Can you output the material exactly as written, minus any pictures it holds?

☆ ☆ ☆ ☆ ☆ ☆ ☆

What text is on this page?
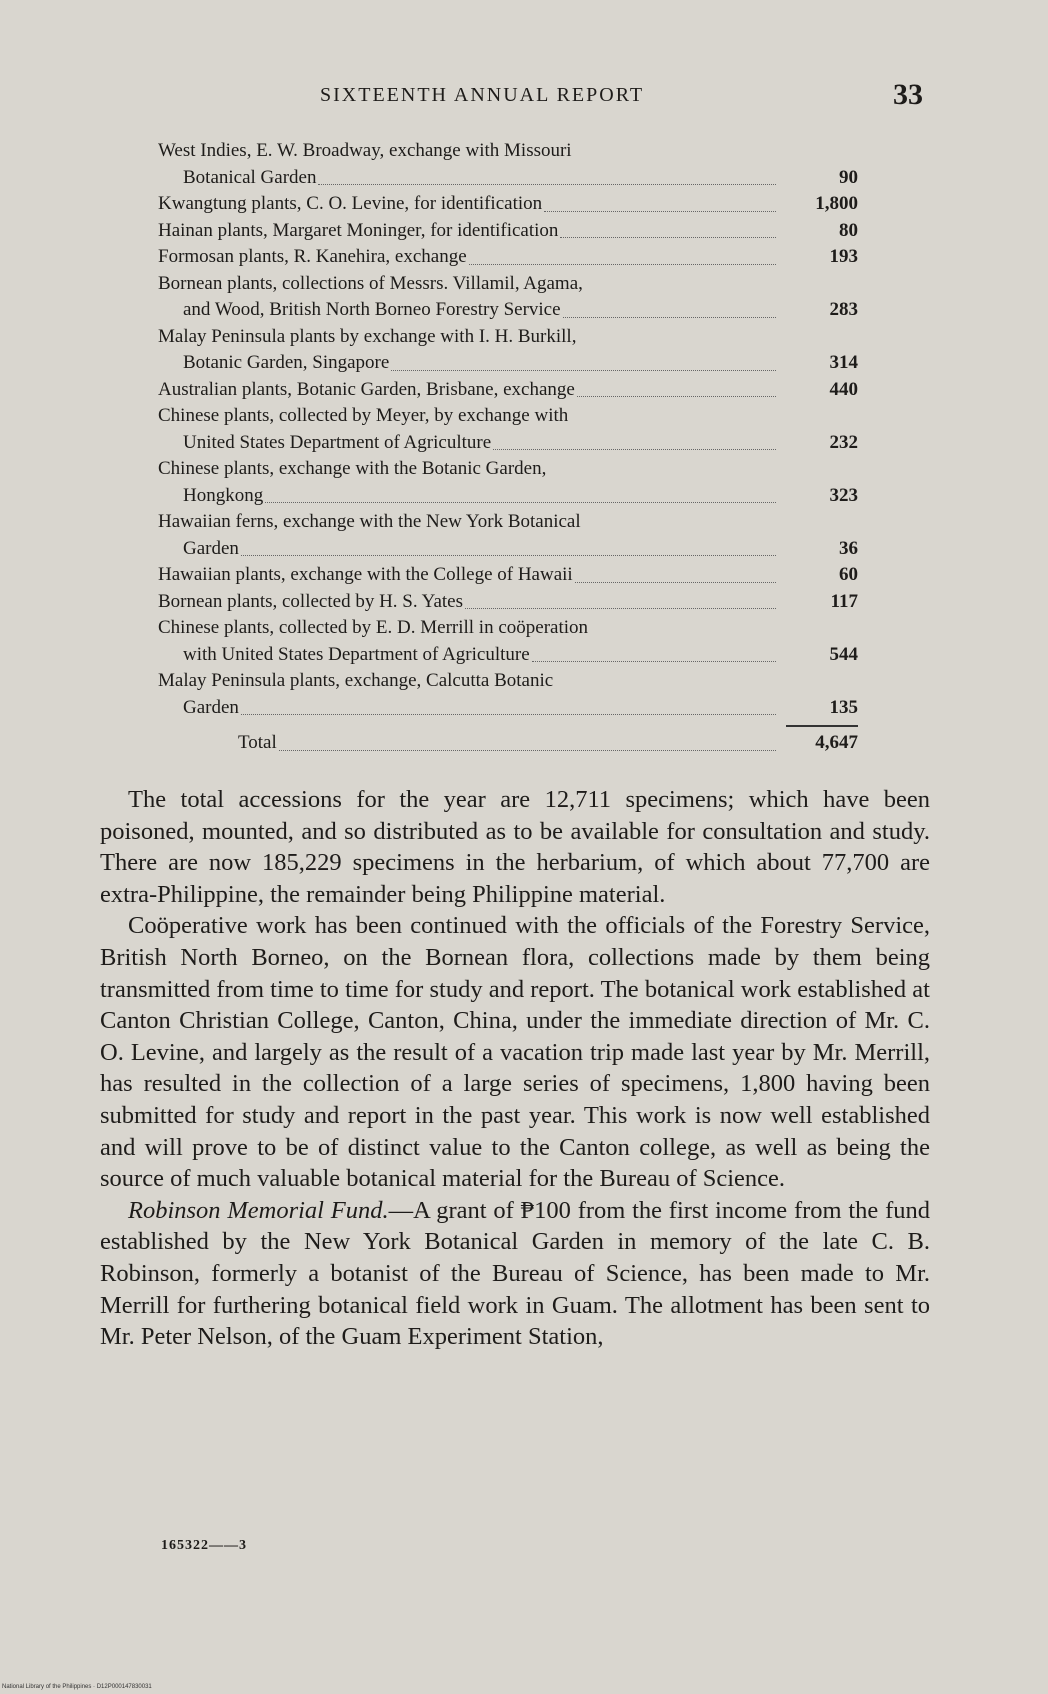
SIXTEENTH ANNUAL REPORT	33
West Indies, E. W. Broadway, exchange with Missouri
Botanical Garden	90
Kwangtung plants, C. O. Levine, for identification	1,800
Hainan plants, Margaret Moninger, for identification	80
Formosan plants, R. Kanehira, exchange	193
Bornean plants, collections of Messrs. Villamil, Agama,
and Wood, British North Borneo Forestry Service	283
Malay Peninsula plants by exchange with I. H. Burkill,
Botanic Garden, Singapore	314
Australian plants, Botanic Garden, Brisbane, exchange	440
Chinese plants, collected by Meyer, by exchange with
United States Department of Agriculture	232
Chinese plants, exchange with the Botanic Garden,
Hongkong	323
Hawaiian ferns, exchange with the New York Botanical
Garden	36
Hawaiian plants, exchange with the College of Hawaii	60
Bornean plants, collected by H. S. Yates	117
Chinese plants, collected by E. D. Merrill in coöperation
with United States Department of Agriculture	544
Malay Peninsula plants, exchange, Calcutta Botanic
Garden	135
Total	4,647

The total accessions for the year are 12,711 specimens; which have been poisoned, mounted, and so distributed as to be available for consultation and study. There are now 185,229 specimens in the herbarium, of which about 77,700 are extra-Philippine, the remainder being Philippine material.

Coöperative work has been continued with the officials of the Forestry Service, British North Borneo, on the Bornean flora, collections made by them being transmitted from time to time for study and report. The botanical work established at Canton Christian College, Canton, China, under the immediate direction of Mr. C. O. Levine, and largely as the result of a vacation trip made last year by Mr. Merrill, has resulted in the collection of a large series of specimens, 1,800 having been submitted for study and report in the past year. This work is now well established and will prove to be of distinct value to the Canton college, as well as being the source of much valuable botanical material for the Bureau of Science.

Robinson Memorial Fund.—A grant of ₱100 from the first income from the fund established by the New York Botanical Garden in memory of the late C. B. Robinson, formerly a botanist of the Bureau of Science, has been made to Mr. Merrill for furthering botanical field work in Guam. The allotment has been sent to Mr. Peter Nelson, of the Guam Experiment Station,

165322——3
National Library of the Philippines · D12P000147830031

☆ ☆ ☆ ☆ ☆ ☆ ☆

■ Full response:
What text is on this page?
SIXTEENTH ANNUAL REPORT	33
West Indies, E. W. Broadway, exchange with Missouri
Botanical Garden	90
Kwangtung plants, C. O. Levine, for identification	1,800
Hainan plants, Margaret Moninger, for identification	80
Formosan plants, R. Kanehira, exchange	193
Bornean plants, collections of Messrs. Villamil, Agama,
and Wood, British North Borneo Forestry Service	283
Malay Peninsula plants by exchange with I. H. Burkill,
Botanic Garden, Singapore	314
Australian plants, Botanic Garden, Brisbane, exchange	440
Chinese plants, collected by Meyer, by exchange with
United States Department of Agriculture	232
Chinese plants, exchange with the Botanic Garden,
Hongkong	323
Hawaiian ferns, exchange with the New York Botanical
Garden	36
Hawaiian plants, exchange with the College of Hawaii	60
Bornean plants, collected by H. S. Yates	117
Chinese plants, collected by E. D. Merrill in coöperation
with United States Department of Agriculture	544
Malay Peninsula plants, exchange, Calcutta Botanic
Garden	135
Total	4,647

The total accessions for the year are 12,711 specimens; which have been poisoned, mounted, and so distributed as to be available for consultation and study. There are now 185,229 specimens in the herbarium, of which about 77,700 are extra-Philippine, the remainder being Philippine material.

Coöperative work has been continued with the officials of the Forestry Service, British North Borneo, on the Bornean flora, collections made by them being transmitted from time to time for study and report. The botanical work established at Canton Christian College, Canton, China, under the immediate direction of Mr. C. O. Levine, and largely as the result of a vacation trip made last year by Mr. Merrill, has resulted in the collection of a large series of specimens, 1,800 having been submitted for study and report in the past year. This work is now well established and will prove to be of distinct value to the Canton college, as well as being the source of much valuable botanical material for the Bureau of Science.

Robinson Memorial Fund.—A grant of ₱100 from the first income from the fund established by the New York Botanical Garden in memory of the late C. B. Robinson, formerly a botanist of the Bureau of Science, has been made to Mr. Merrill for furthering botanical field work in Guam. The allotment has been sent to Mr. Peter Nelson, of the Guam Experiment Station,

165322——3
National Library of the Philippines · D12P000147830031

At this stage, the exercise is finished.